All entries are to be quoted exactly; the images stay out of the copy.

· · · · ·

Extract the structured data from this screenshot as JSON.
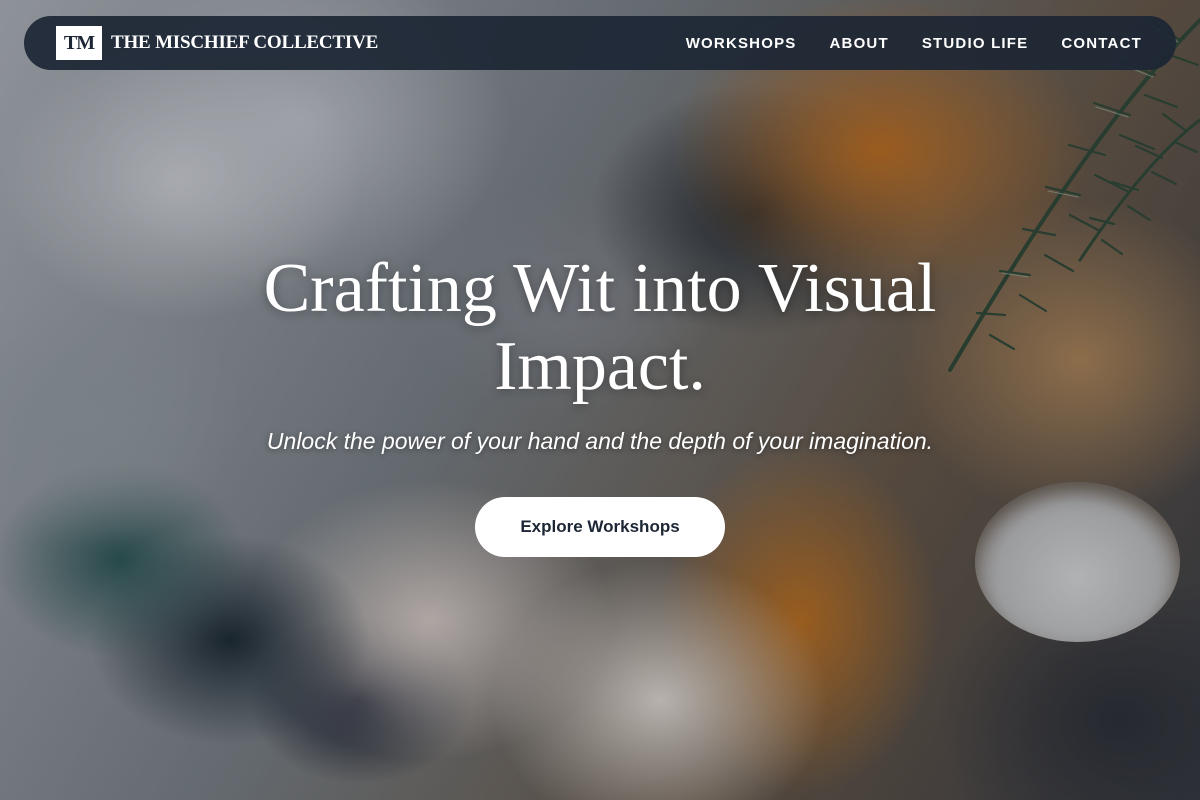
{
  "brand": {
    "logo_text": "TM",
    "name": "THE MISCHIEF COLLECTIVE"
  },
  "nav": {
    "items": [
      {
        "label": "WORKSHOPS"
      },
      {
        "label": "ABOUT"
      },
      {
        "label": "STUDIO LIFE"
      },
      {
        "label": "CONTACT"
      }
    ]
  },
  "hero": {
    "title_line1": "Crafting Wit into Visual",
    "title_line2": "Impact.",
    "subtitle": "Unlock the power of your hand and the depth of your imagination.",
    "cta_label": "Explore Workshops"
  },
  "colors": {
    "nav_background": "#1c2634",
    "cta_background": "#ffffff",
    "cta_text": "#1c2634"
  }
}
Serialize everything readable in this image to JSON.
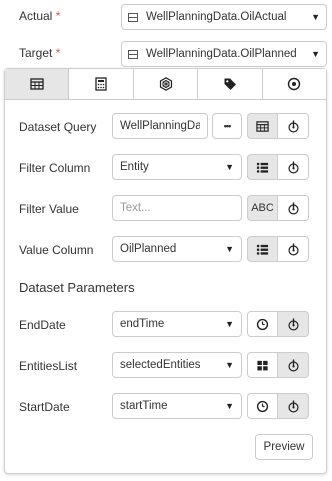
{
  "top": {
    "actual_label": "Actual",
    "target_label": "Target",
    "required_mark": "*",
    "actual_value": "WellPlanningData.OilActual",
    "target_value": "WellPlanningData.OilPlanned",
    "table_icon": "table-icon",
    "caret_icon": "caret-down-icon"
  },
  "tabs": [
    {
      "icon": "table-icon",
      "active": true
    },
    {
      "icon": "calculator-icon",
      "active": false
    },
    {
      "icon": "hexagon-network-icon",
      "active": false
    },
    {
      "icon": "tag-icon",
      "active": false
    },
    {
      "icon": "target-circle-icon",
      "active": false
    }
  ],
  "form": {
    "dataset_query_label": "Dataset Query",
    "dataset_query_value": "WellPlanningDa",
    "more_button": "•••",
    "filter_column_label": "Filter Column",
    "filter_column_value": "Entity",
    "filter_value_label": "Filter Value",
    "filter_value_placeholder": "Text...",
    "abc_button": "ABC",
    "value_column_label": "Value Column",
    "value_column_value": "OilPlanned"
  },
  "params": {
    "section_title": "Dataset Parameters",
    "items": [
      {
        "label": "EndDate",
        "value": "endTime",
        "icon": "clock-icon"
      },
      {
        "label": "EntitiesList",
        "value": "selectedEntities",
        "icon": "grid-icon"
      },
      {
        "label": "StartDate",
        "value": "startTime",
        "icon": "clock-icon"
      }
    ]
  },
  "footer": {
    "preview_button": "Preview"
  },
  "colors": {
    "required": "#d9534f",
    "active_bg": "#e6e6e6",
    "border": "#cccccc"
  }
}
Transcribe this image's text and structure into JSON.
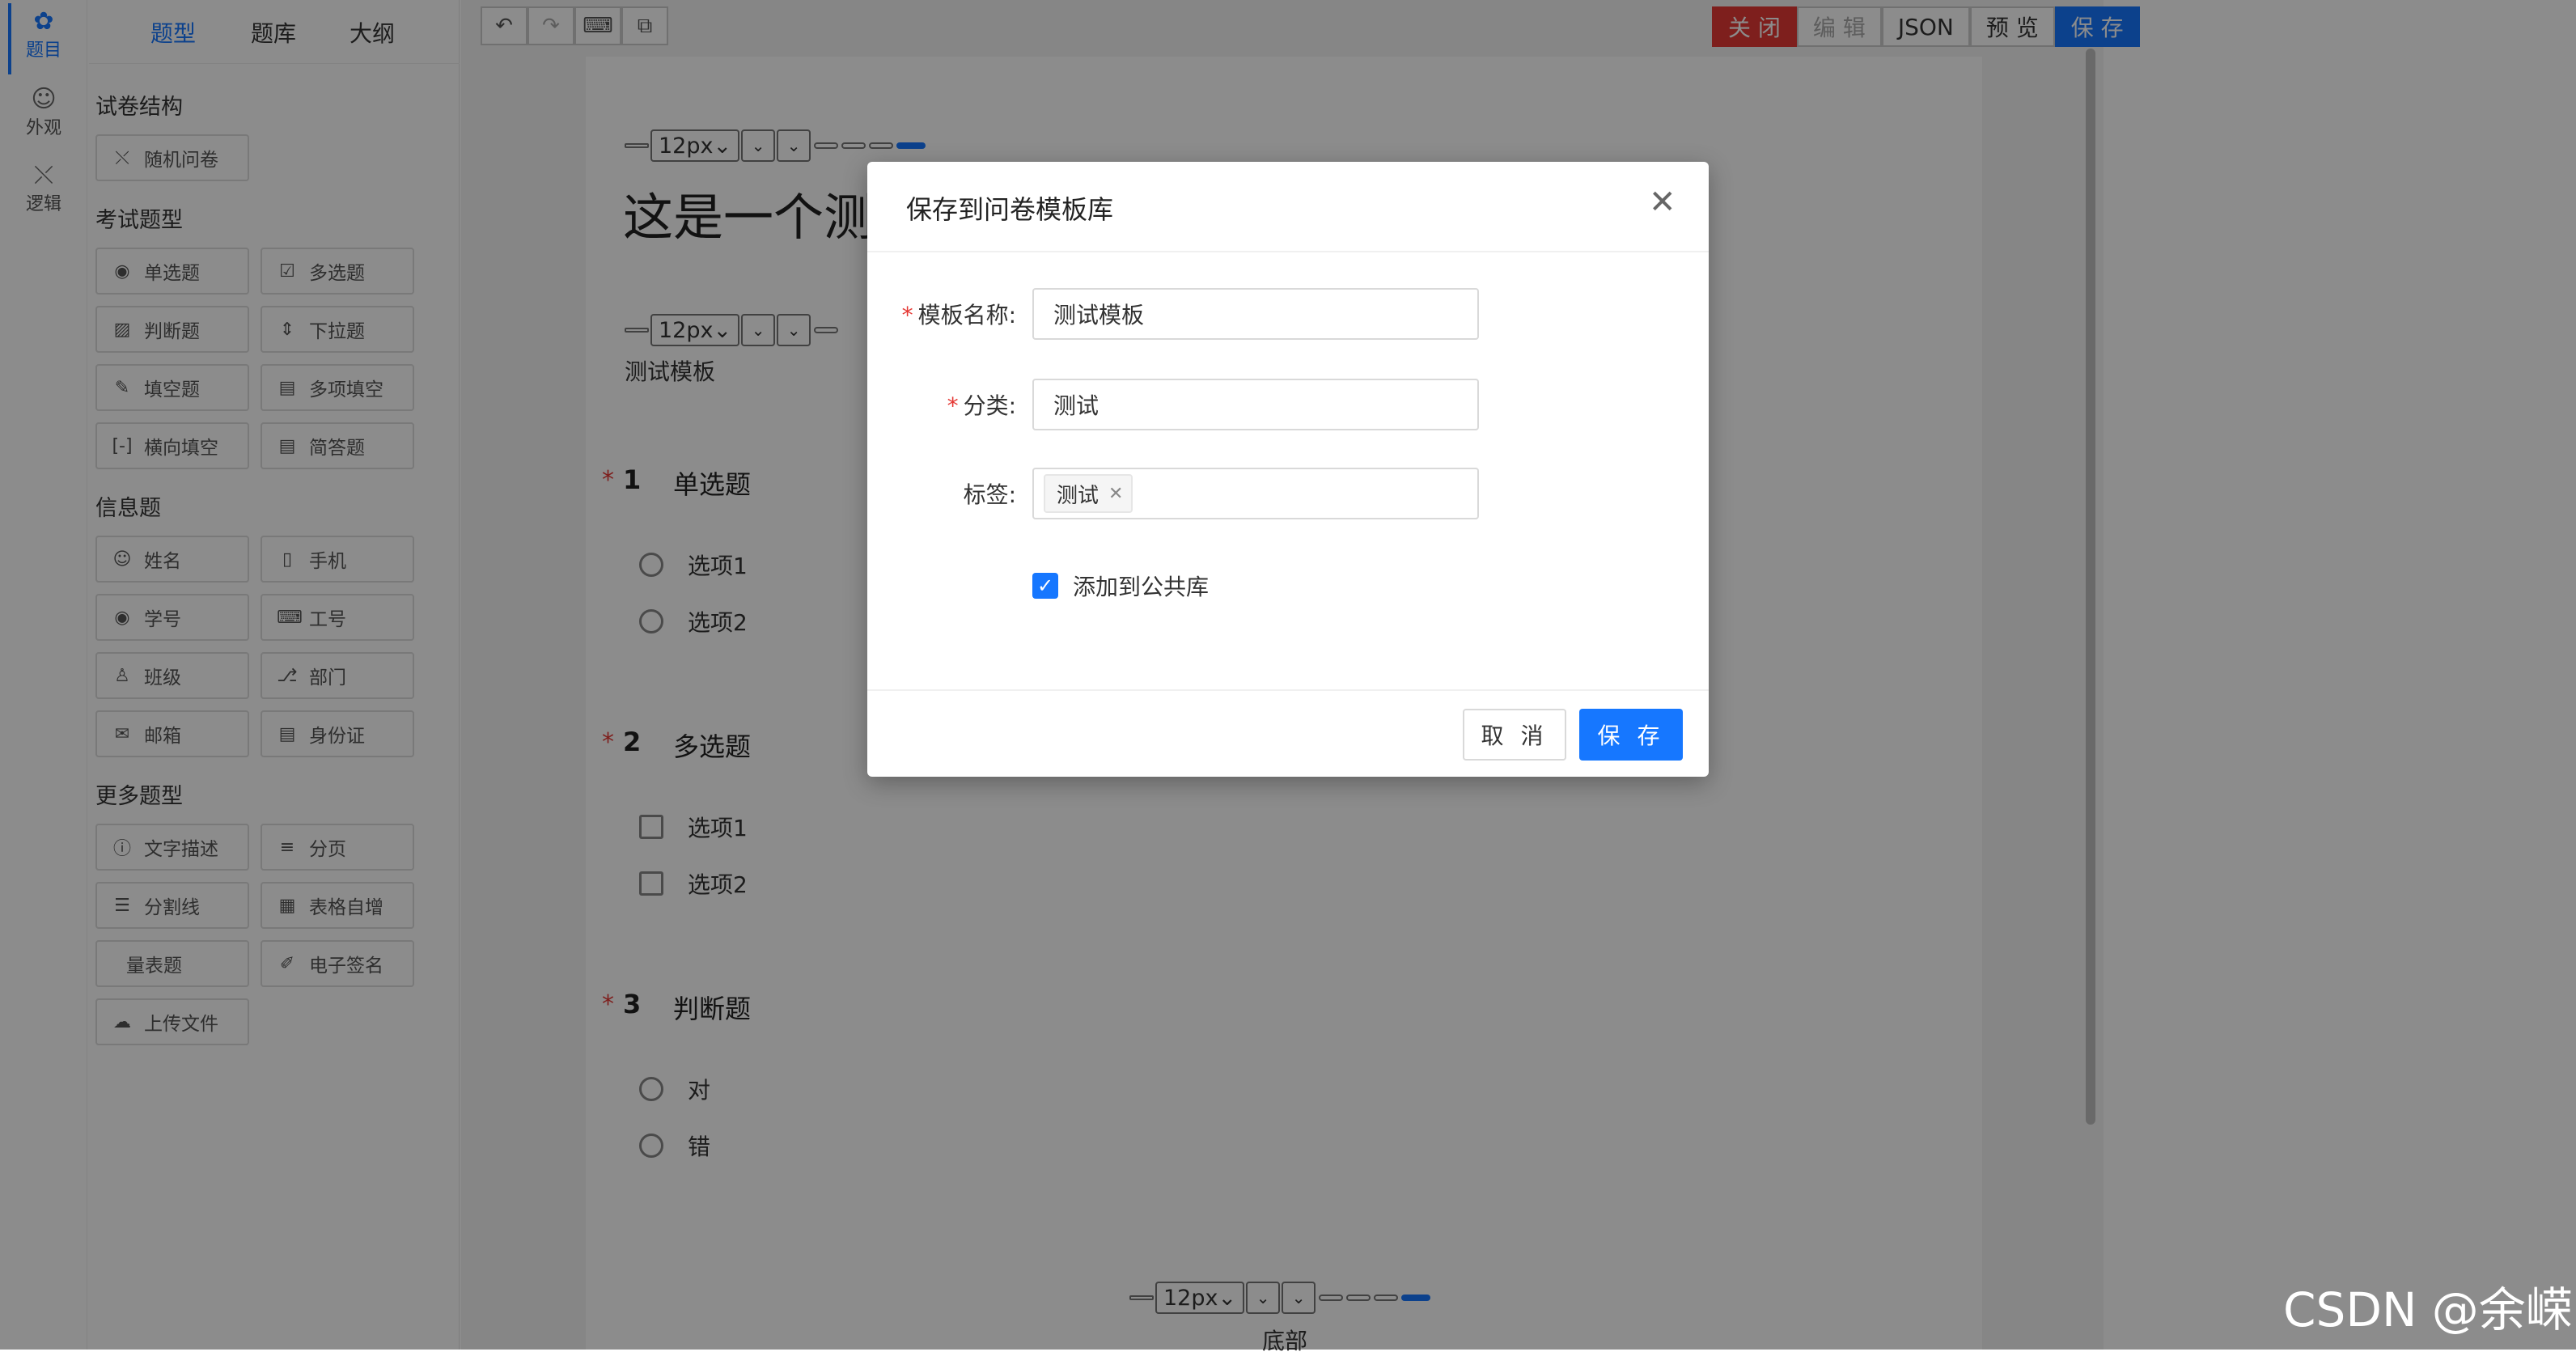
{
  "rail": {
    "items": [
      {
        "label": "题目",
        "icon": "questions-icon"
      },
      {
        "label": "外观",
        "icon": "palette-icon"
      },
      {
        "label": "逻辑",
        "icon": "shuffle-icon"
      }
    ]
  },
  "palette": {
    "tabs": [
      "题型",
      "题库",
      "大纲"
    ],
    "sections": {
      "structure": "试卷结构",
      "exam": "考试题型",
      "info": "信息题",
      "more": "更多题型"
    },
    "buttons": {
      "random_paper": "随机问卷",
      "single_choice": "单选题",
      "multi_choice": "多选题",
      "true_false": "判断题",
      "dropdown": "下拉题",
      "fill_blank": "填空题",
      "multi_fill": "多项填空",
      "horizontal_fill": "横向填空",
      "short_answer": "简答题",
      "name": "姓名",
      "phone": "手机",
      "student_no": "学号",
      "employee_no": "工号",
      "class": "班级",
      "department": "部门",
      "email": "邮箱",
      "id_card": "身份证",
      "text_desc": "文字描述",
      "pagination": "分页",
      "divider": "分割线",
      "table_grow": "表格自增",
      "scale": "量表题",
      "signature": "电子签名",
      "upload": "上传文件"
    }
  },
  "toolbar": {
    "close": "关 闭",
    "edit": "编 辑",
    "json": "JSON",
    "preview": "预 览",
    "save": "保 存"
  },
  "canvas": {
    "font_size": "12px",
    "title": "这是一个测",
    "subtitle": "测试模板",
    "questions": [
      {
        "number": "1",
        "title": "单选题",
        "type": "radio",
        "options": [
          "选项1",
          "选项2"
        ]
      },
      {
        "number": "2",
        "title": "多选题",
        "type": "checkbox",
        "options": [
          "选项1",
          "选项2"
        ]
      },
      {
        "number": "3",
        "title": "判断题",
        "type": "radio",
        "options": [
          "对",
          "错"
        ]
      }
    ],
    "footer": "底部",
    "required_mark": "*"
  },
  "modal": {
    "title": "保存到问卷模板库",
    "fields": {
      "name_label": "模板名称:",
      "name_value": "测试模板",
      "category_label": "分类:",
      "category_value": "测试",
      "tags_label": "标签:",
      "tag_value": "测试"
    },
    "checkbox_label": "添加到公共库",
    "checkbox_checked": true,
    "cancel": "取 消",
    "save": "保 存"
  },
  "watermark": "CSDN @余嵘",
  "colors": {
    "accent": "#1677ff",
    "danger": "#e53935",
    "mask": "rgba(0,0,0,0.45)"
  }
}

· · · · ·

| Complete answer |
Extract the structured data from this screenshot as JSON.
{
  "brand": {
    "logo_text": "TM",
    "name": "THE MISCHIEF COLLECTIVE"
  },
  "nav": {
    "items": [
      {
        "label": "WORKSHOPS"
      },
      {
        "label": "ABOUT"
      },
      {
        "label": "STUDIO LIFE"
      },
      {
        "label": "CONTACT"
      }
    ]
  },
  "hero": {
    "title_line1": "Crafting Wit into Visual",
    "title_line2": "Impact.",
    "subtitle": "Unlock the power of your hand and the depth of your imagination.",
    "cta_label": "Explore Workshops"
  },
  "colors": {
    "nav_background": "#1c2634",
    "cta_background": "#ffffff",
    "cta_text": "#1c2634"
  }
}
Serialize everything readable in this image to JSON.
{
  "top": {
    "actual_label": "Actual",
    "target_label": "Target",
    "required_mark": "*",
    "actual_value": "WellPlanningData.OilActual",
    "target_value": "WellPlanningData.OilPlanned",
    "table_icon": "table-icon",
    "caret_icon": "caret-down-icon"
  },
  "tabs": [
    {
      "icon": "table-icon",
      "active": true
    },
    {
      "icon": "calculator-icon",
      "active": false
    },
    {
      "icon": "hexagon-network-icon",
      "active": false
    },
    {
      "icon": "tag-icon",
      "active": false
    },
    {
      "icon": "target-circle-icon",
      "active": false
    }
  ],
  "form": {
    "dataset_query_label": "Dataset Query",
    "dataset_query_value": "WellPlanningDa",
    "more_button": "•••",
    "filter_column_label": "Filter Column",
    "filter_column_value": "Entity",
    "filter_value_label": "Filter Value",
    "filter_value_placeholder": "Text...",
    "abc_button": "ABC",
    "value_column_label": "Value Column",
    "value_column_value": "OilPlanned"
  },
  "params": {
    "section_title": "Dataset Parameters",
    "items": [
      {
        "label": "EndDate",
        "value": "endTime",
        "icon": "clock-icon"
      },
      {
        "label": "EntitiesList",
        "value": "selectedEntities",
        "icon": "grid-icon"
      },
      {
        "label": "StartDate",
        "value": "startTime",
        "icon": "clock-icon"
      }
    ]
  },
  "footer": {
    "preview_button": "Preview"
  },
  "colors": {
    "required": "#d9534f",
    "active_bg": "#e6e6e6",
    "border": "#cccccc"
  }
}
Transcribe this image's text and structure into JSON.
{
  "rail": {
    "items": [
      {
        "label": "题目",
        "icon": "questions-icon"
      },
      {
        "label": "外观",
        "icon": "palette-icon"
      },
      {
        "label": "逻辑",
        "icon": "shuffle-icon"
      }
    ]
  },
  "palette": {
    "tabs": [
      "题型",
      "题库",
      "大纲"
    ],
    "sections": {
      "structure": "试卷结构",
      "exam": "考试题型",
      "info": "信息题",
      "more": "更多题型"
    },
    "buttons": {
      "random_paper": "随机问卷",
      "single_choice": "单选题",
      "multi_choice": "多选题",
      "true_false": "判断题",
      "dropdown": "下拉题",
      "fill_blank": "填空题",
      "multi_fill": "多项填空",
      "horizontal_fill": "横向填空",
      "short_answer": "简答题",
      "name": "姓名",
      "phone": "手机",
      "student_no": "学号",
      "employee_no": "工号",
      "class": "班级",
      "department": "部门",
      "email": "邮箱",
      "id_card": "身份证",
      "text_desc": "文字描述",
      "pagination": "分页",
      "divider": "分割线",
      "table_grow": "表格自增",
      "scale": "量表题",
      "signature": "电子签名",
      "upload": "上传文件"
    }
  },
  "toolbar": {
    "close": "关 闭",
    "edit": "编 辑",
    "json": "JSON",
    "preview": "预 览",
    "save": "保 存"
  },
  "canvas": {
    "font_size": "12px",
    "title": "这是一个测",
    "subtitle": "测试模板",
    "questions": [
      {
        "number": "1",
        "title": "单选题",
        "type": "radio",
        "options": [
          "选项1",
          "选项2"
        ]
      },
      {
        "number": "2",
        "title": "多选题",
        "type": "checkbox",
        "options": [
          "选项1",
          "选项2"
        ]
      },
      {
        "number": "3",
        "title": "判断题",
        "type": "radio",
        "options": [
          "对",
          "错"
        ]
      }
    ],
    "footer": "底部",
    "required_mark": "*"
  },
  "modal": {
    "title": "保存到问卷模板库",
    "fields": {
      "name_label": "模板名称:",
      "name_value": "测试模板",
      "category_label": "分类:",
      "category_value": "测试",
      "tags_label": "标签:",
      "tag_value": "测试"
    },
    "checkbox_label": "添加到公共库",
    "checkbox_checked": true,
    "cancel": "取 消",
    "save": "保 存"
  },
  "watermark": "CSDN @余嵘",
  "colors": {
    "accent": "#1677ff",
    "danger": "#e53935",
    "mask": "rgba(0,0,0,0.45)"
  }
}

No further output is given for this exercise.